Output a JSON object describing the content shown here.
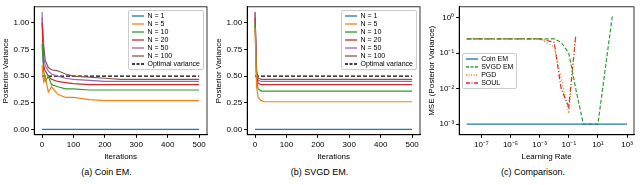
{
  "chart_data": [
    {
      "type": "line",
      "title": "(a) Coin EM.",
      "x_label": "Iterations",
      "y_label": "Posterior Variance",
      "x": [
        0,
        5,
        10,
        20,
        30,
        50,
        75,
        100,
        150,
        200,
        250,
        300,
        400,
        500
      ],
      "series": [
        {
          "name": "N = 1",
          "color": "#1f77b4",
          "line_style": "solid",
          "values": [
            0,
            0,
            0,
            0,
            0,
            0,
            0,
            0,
            0,
            0,
            0,
            0,
            0,
            0
          ]
        },
        {
          "name": "N = 5",
          "color": "#ff7f0e",
          "line_style": "solid",
          "values": [
            0.6,
            0.45,
            0.5,
            0.35,
            0.4,
            0.33,
            0.3,
            0.3,
            0.28,
            0.27,
            0.27,
            0.27,
            0.27,
            0.27
          ]
        },
        {
          "name": "N = 10",
          "color": "#2ca02c",
          "line_style": "solid",
          "values": [
            0.8,
            0.55,
            0.45,
            0.5,
            0.42,
            0.4,
            0.38,
            0.38,
            0.37,
            0.37,
            0.37,
            0.37,
            0.37,
            0.37
          ]
        },
        {
          "name": "N = 20",
          "color": "#d62728",
          "line_style": "solid",
          "values": [
            1.0,
            0.6,
            0.55,
            0.5,
            0.47,
            0.45,
            0.44,
            0.43,
            0.42,
            0.42,
            0.42,
            0.42,
            0.42,
            0.42
          ]
        },
        {
          "name": "N = 50",
          "color": "#9467bd",
          "line_style": "solid",
          "values": [
            1.1,
            0.7,
            0.6,
            0.55,
            0.52,
            0.5,
            0.48,
            0.47,
            0.46,
            0.45,
            0.45,
            0.45,
            0.45,
            0.45
          ]
        },
        {
          "name": "N = 100",
          "color": "#8c564b",
          "line_style": "solid",
          "values": [
            1.05,
            0.8,
            0.65,
            0.58,
            0.56,
            0.55,
            0.52,
            0.5,
            0.49,
            0.48,
            0.47,
            0.47,
            0.47,
            0.47
          ]
        },
        {
          "name": "Optimal variance",
          "color": "#000000",
          "line_style": "dashed",
          "values": [
            0.5,
            0.5,
            0.5,
            0.5,
            0.5,
            0.5,
            0.5,
            0.5,
            0.5,
            0.5,
            0.5,
            0.5,
            0.5,
            0.5
          ]
        }
      ],
      "xlim": [
        -25,
        525
      ],
      "xticks": [
        0,
        100,
        200,
        300,
        400,
        500
      ],
      "ylim": [
        -0.05,
        1.15
      ],
      "yticks": [
        {
          "value": 0,
          "label": "0.00"
        },
        {
          "value": 0.25,
          "label": "0.25"
        },
        {
          "value": 0.5,
          "label": "0.50"
        },
        {
          "value": 0.75,
          "label": "0.75"
        },
        {
          "value": 1,
          "label": "1.00"
        }
      ],
      "grid": false,
      "legend": "upper right"
    },
    {
      "type": "line",
      "title": "(b) SVGD EM.",
      "x_label": "Iterations",
      "y_label": "Posterior Variance",
      "x": [
        0,
        5,
        10,
        20,
        30,
        50,
        75,
        100,
        150,
        200,
        250,
        300,
        400,
        500
      ],
      "series": [
        {
          "name": "N = 1",
          "color": "#1f77b4",
          "line_style": "solid",
          "values": [
            0,
            0,
            0,
            0,
            0,
            0,
            0,
            0,
            0,
            0,
            0,
            0,
            0,
            0
          ]
        },
        {
          "name": "N = 5",
          "color": "#ff7f0e",
          "line_style": "solid",
          "values": [
            0.95,
            0.4,
            0.3,
            0.27,
            0.26,
            0.26,
            0.26,
            0.26,
            0.26,
            0.26,
            0.26,
            0.26,
            0.26,
            0.26
          ]
        },
        {
          "name": "N = 10",
          "color": "#2ca02c",
          "line_style": "solid",
          "values": [
            1.0,
            0.45,
            0.38,
            0.36,
            0.36,
            0.36,
            0.36,
            0.36,
            0.36,
            0.36,
            0.36,
            0.36,
            0.36,
            0.36
          ]
        },
        {
          "name": "N = 20",
          "color": "#d62728",
          "line_style": "solid",
          "values": [
            1.05,
            0.5,
            0.43,
            0.42,
            0.42,
            0.42,
            0.42,
            0.42,
            0.42,
            0.42,
            0.42,
            0.42,
            0.42,
            0.42
          ]
        },
        {
          "name": "N = 50",
          "color": "#9467bd",
          "line_style": "solid",
          "values": [
            1.1,
            0.52,
            0.46,
            0.45,
            0.45,
            0.45,
            0.45,
            0.45,
            0.45,
            0.45,
            0.45,
            0.45,
            0.45,
            0.45
          ]
        },
        {
          "name": "N = 100",
          "color": "#8c564b",
          "line_style": "solid",
          "values": [
            1.1,
            0.55,
            0.48,
            0.47,
            0.47,
            0.47,
            0.47,
            0.47,
            0.47,
            0.47,
            0.47,
            0.47,
            0.47,
            0.47
          ]
        },
        {
          "name": "Optimal variance",
          "color": "#000000",
          "line_style": "dashed",
          "values": [
            0.5,
            0.5,
            0.5,
            0.5,
            0.5,
            0.5,
            0.5,
            0.5,
            0.5,
            0.5,
            0.5,
            0.5,
            0.5,
            0.5
          ]
        }
      ],
      "xlim": [
        -25,
        525
      ],
      "xticks": [
        0,
        100,
        200,
        300,
        400,
        500
      ],
      "ylim": [
        -0.05,
        1.15
      ],
      "yticks": [
        {
          "value": 0,
          "label": "0.00"
        },
        {
          "value": 0.25,
          "label": "0.25"
        },
        {
          "value": 0.5,
          "label": "0.50"
        },
        {
          "value": 0.75,
          "label": "0.75"
        },
        {
          "value": 1,
          "label": "1.00"
        }
      ],
      "grid": false,
      "legend": "upper right"
    },
    {
      "type": "line",
      "title": "(c) Comparison.",
      "x_label": "Learning Rate",
      "y_label": "MSE (Posterior Variance)",
      "x": [
        1e-08,
        1e-07,
        1e-06,
        1e-05,
        0.0001,
        0.001,
        0.01,
        0.03,
        0.1,
        0.3,
        1,
        10,
        100,
        1000
      ],
      "series": [
        {
          "name": "Coin EM",
          "color": "#1f77b4",
          "line_style": "solid",
          "values": [
            0.001,
            0.001,
            0.001,
            0.001,
            0.001,
            0.001,
            0.001,
            0.001,
            0.001,
            0.001,
            0.001,
            0.001,
            0.001,
            0.001
          ]
        },
        {
          "name": "SVGD EM",
          "color": "#2ca02c",
          "line_style": "dashed",
          "values": [
            0.25,
            0.25,
            0.25,
            0.25,
            0.25,
            0.25,
            0.25,
            0.2,
            0.1,
            0.01,
            0.001,
            0.001,
            1.2,
            null
          ]
        },
        {
          "name": "PGD",
          "color": "#ff7f0e",
          "line_style": "dotted",
          "values": [
            0.25,
            0.25,
            0.25,
            0.25,
            0.25,
            0.25,
            0.15,
            0.02,
            0.002,
            0.3,
            null,
            null,
            null,
            null
          ]
        },
        {
          "name": "SOUL",
          "color": "#d62728",
          "line_style": "dashdot",
          "values": [
            0.25,
            0.25,
            0.25,
            0.25,
            0.25,
            0.25,
            0.2,
            0.01,
            0.003,
            0.3,
            null,
            null,
            null,
            null
          ]
        }
      ],
      "log": true,
      "xlim": [
        3e-09,
        3000
      ],
      "xticks": [
        {
          "value": 1e-07,
          "label": "10⁻⁷"
        },
        {
          "value": 1e-05,
          "label": "10⁻⁵"
        },
        {
          "value": 0.001,
          "label": "10⁻³"
        },
        {
          "value": 0.1,
          "label": "10⁻¹"
        },
        {
          "value": 10,
          "label": "10¹"
        },
        {
          "value": 1000,
          "label": "10³"
        }
      ],
      "ylim": [
        0.0005,
        2
      ],
      "yticks": [
        {
          "value": 0.001,
          "label": "10⁻³"
        },
        {
          "value": 0.01,
          "label": "10⁻²"
        },
        {
          "value": 0.1,
          "label": "10⁻¹"
        },
        {
          "value": 1,
          "label": "10⁰"
        }
      ],
      "grid": false,
      "legend": "center left"
    }
  ]
}
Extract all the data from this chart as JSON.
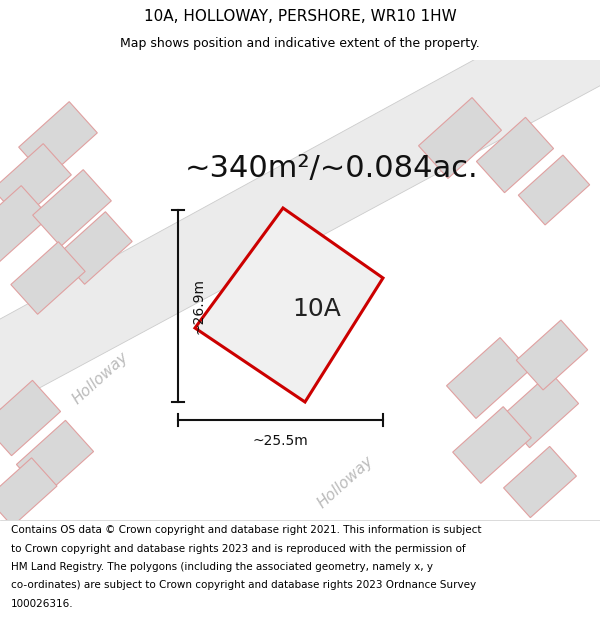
{
  "title": "10A, HOLLOWAY, PERSHORE, WR10 1HW",
  "subtitle": "Map shows position and indicative extent of the property.",
  "area_text": "~340m²/~0.084ac.",
  "label_10A": "10A",
  "dim_horiz": "~25.5m",
  "dim_vert": "~26.9m",
  "street_label_upper": "Holloway",
  "street_label_lower": "Holloway",
  "footer_lines": [
    "Contains OS data © Crown copyright and database right 2021. This information is subject",
    "to Crown copyright and database rights 2023 and is reproduced with the permission of",
    "HM Land Registry. The polygons (including the associated geometry, namely x, y",
    "co-ordinates) are subject to Crown copyright and database rights 2023 Ordnance Survey",
    "100026316."
  ],
  "bg_color": "#ffffff",
  "road_fill": "#ebebeb",
  "bldg_fill": "#d8d8d8",
  "bldg_stroke": "#e0a0a0",
  "plot_stroke": "#cc0000",
  "plot_fill": "#f0f0f0",
  "inner_fill": "#d4d4d4",
  "dim_color": "#111111",
  "street_color": "#bbbbbb",
  "title_fontsize": 11,
  "subtitle_fontsize": 9,
  "area_fontsize": 22,
  "label_fontsize": 18,
  "footer_fontsize": 7.5,
  "street_fontsize": 11,
  "dim_fontsize": 10
}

Task to carry out:
Each line from the one containing "Extract all the data from this chart as JSON." through the last line of the entries above is to be extracted exactly. Pictures are not part of the copy.

Written solution:
Extract all the data from this chart as JSON.
{
  "title": "10A, HOLLOWAY, PERSHORE, WR10 1HW",
  "subtitle": "Map shows position and indicative extent of the property.",
  "area_text": "~340m²/~0.084ac.",
  "label_10A": "10A",
  "dim_horiz": "~25.5m",
  "dim_vert": "~26.9m",
  "street_label_upper": "Holloway",
  "street_label_lower": "Holloway",
  "footer_lines": [
    "Contains OS data © Crown copyright and database right 2021. This information is subject",
    "to Crown copyright and database rights 2023 and is reproduced with the permission of",
    "HM Land Registry. The polygons (including the associated geometry, namely x, y",
    "co-ordinates) are subject to Crown copyright and database rights 2023 Ordnance Survey",
    "100026316."
  ],
  "bg_color": "#ffffff",
  "road_fill": "#ebebeb",
  "bldg_fill": "#d8d8d8",
  "bldg_stroke": "#e0a0a0",
  "plot_stroke": "#cc0000",
  "plot_fill": "#f0f0f0",
  "inner_fill": "#d4d4d4",
  "dim_color": "#111111",
  "street_color": "#bbbbbb",
  "title_fontsize": 11,
  "subtitle_fontsize": 9,
  "area_fontsize": 22,
  "label_fontsize": 18,
  "footer_fontsize": 7.5,
  "street_fontsize": 11,
  "dim_fontsize": 10
}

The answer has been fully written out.